* _What you will do_
Any pictures in the records below should be skipped; write out everything else exactly.

* _Data excerpts_
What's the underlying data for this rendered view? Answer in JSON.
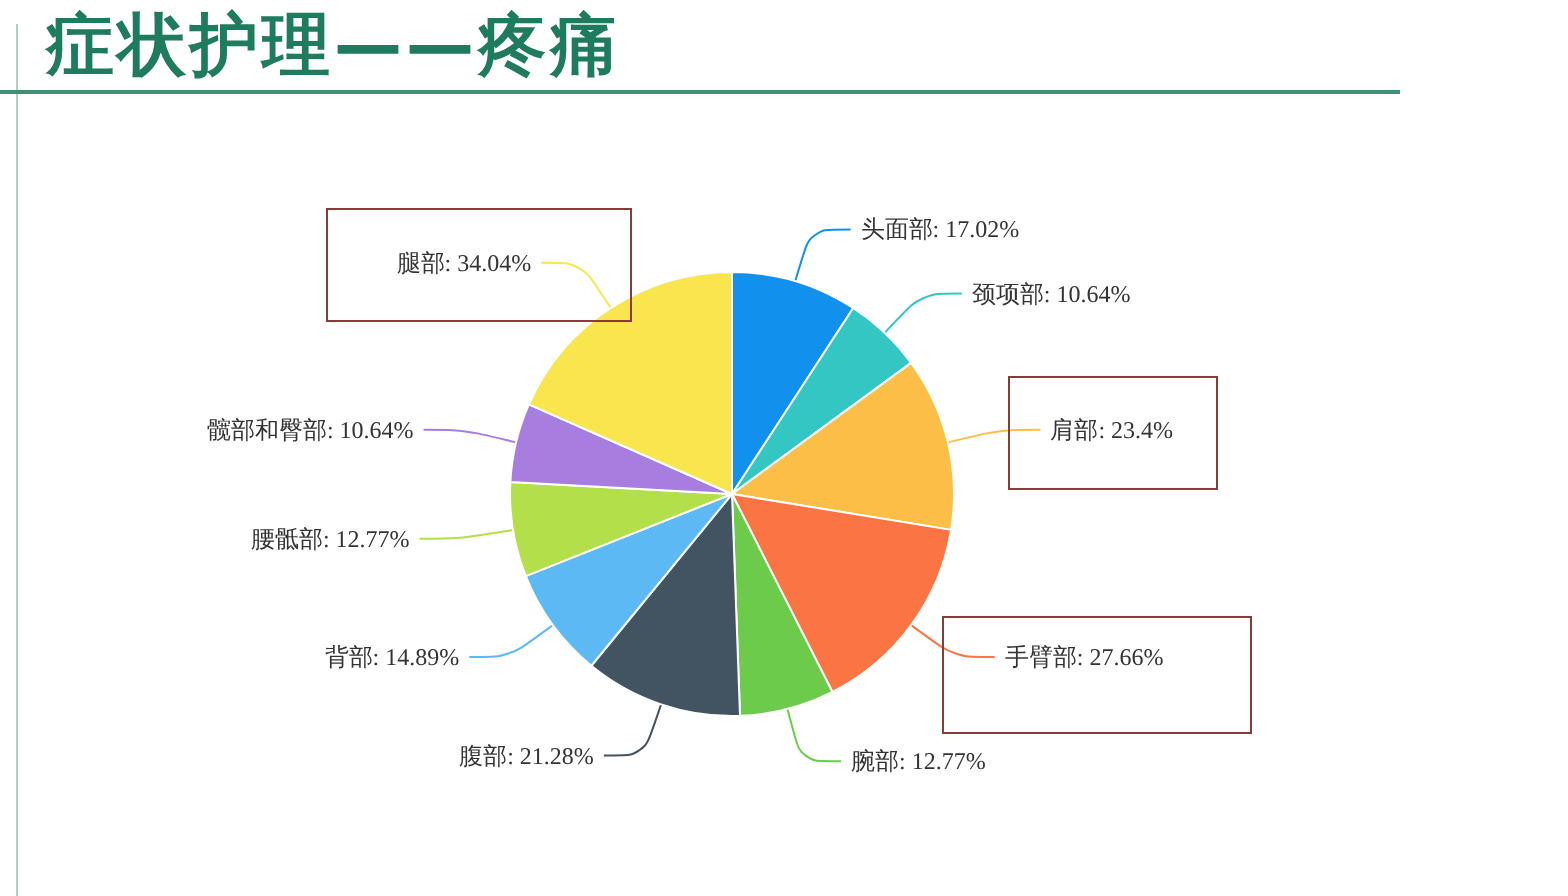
{
  "chart_data": {
    "type": "pie",
    "title": "症状护理——疼痛",
    "categories": [
      "头面部",
      "颈项部",
      "肩部",
      "手臂部",
      "腕部",
      "腹部",
      "背部",
      "腰骶部",
      "髋部和臀部",
      "腿部"
    ],
    "values": [
      17.02,
      10.64,
      23.4,
      27.66,
      12.77,
      21.28,
      14.89,
      12.77,
      10.64,
      34.04
    ],
    "value_labels": [
      "17.02%",
      "10.64%",
      "23.4%",
      "27.66%",
      "12.77%",
      "21.28%",
      "14.89%",
      "12.77%",
      "10.64%",
      "34.04%"
    ],
    "colors": [
      "#1190ec",
      "#33c6c2",
      "#fbbf47",
      "#fb7444",
      "#6ccb4b",
      "#425462",
      "#5cb9f4",
      "#b3df4b",
      "#a77ddf",
      "#f9e64e"
    ]
  }
}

* _Answer to the problem_
What's the underlying data for this rendered view? Answer in JSON.
{
  "chart_data": {
    "type": "pie",
    "title": "症状护理——疼痛",
    "categories": [
      "头面部",
      "颈项部",
      "肩部",
      "手臂部",
      "腕部",
      "腹部",
      "背部",
      "腰骶部",
      "髋部和臀部",
      "腿部"
    ],
    "values": [
      17.02,
      10.64,
      23.4,
      27.66,
      12.77,
      21.28,
      14.89,
      12.77,
      10.64,
      34.04
    ],
    "value_labels": [
      "17.02%",
      "10.64%",
      "23.4%",
      "27.66%",
      "12.77%",
      "21.28%",
      "14.89%",
      "12.77%",
      "10.64%",
      "34.04%"
    ],
    "colors": [
      "#1190ec",
      "#33c6c2",
      "#fbbf47",
      "#fb7444",
      "#6ccb4b",
      "#425462",
      "#5cb9f4",
      "#b3df4b",
      "#a77ddf",
      "#f9e64e"
    ]
  }
}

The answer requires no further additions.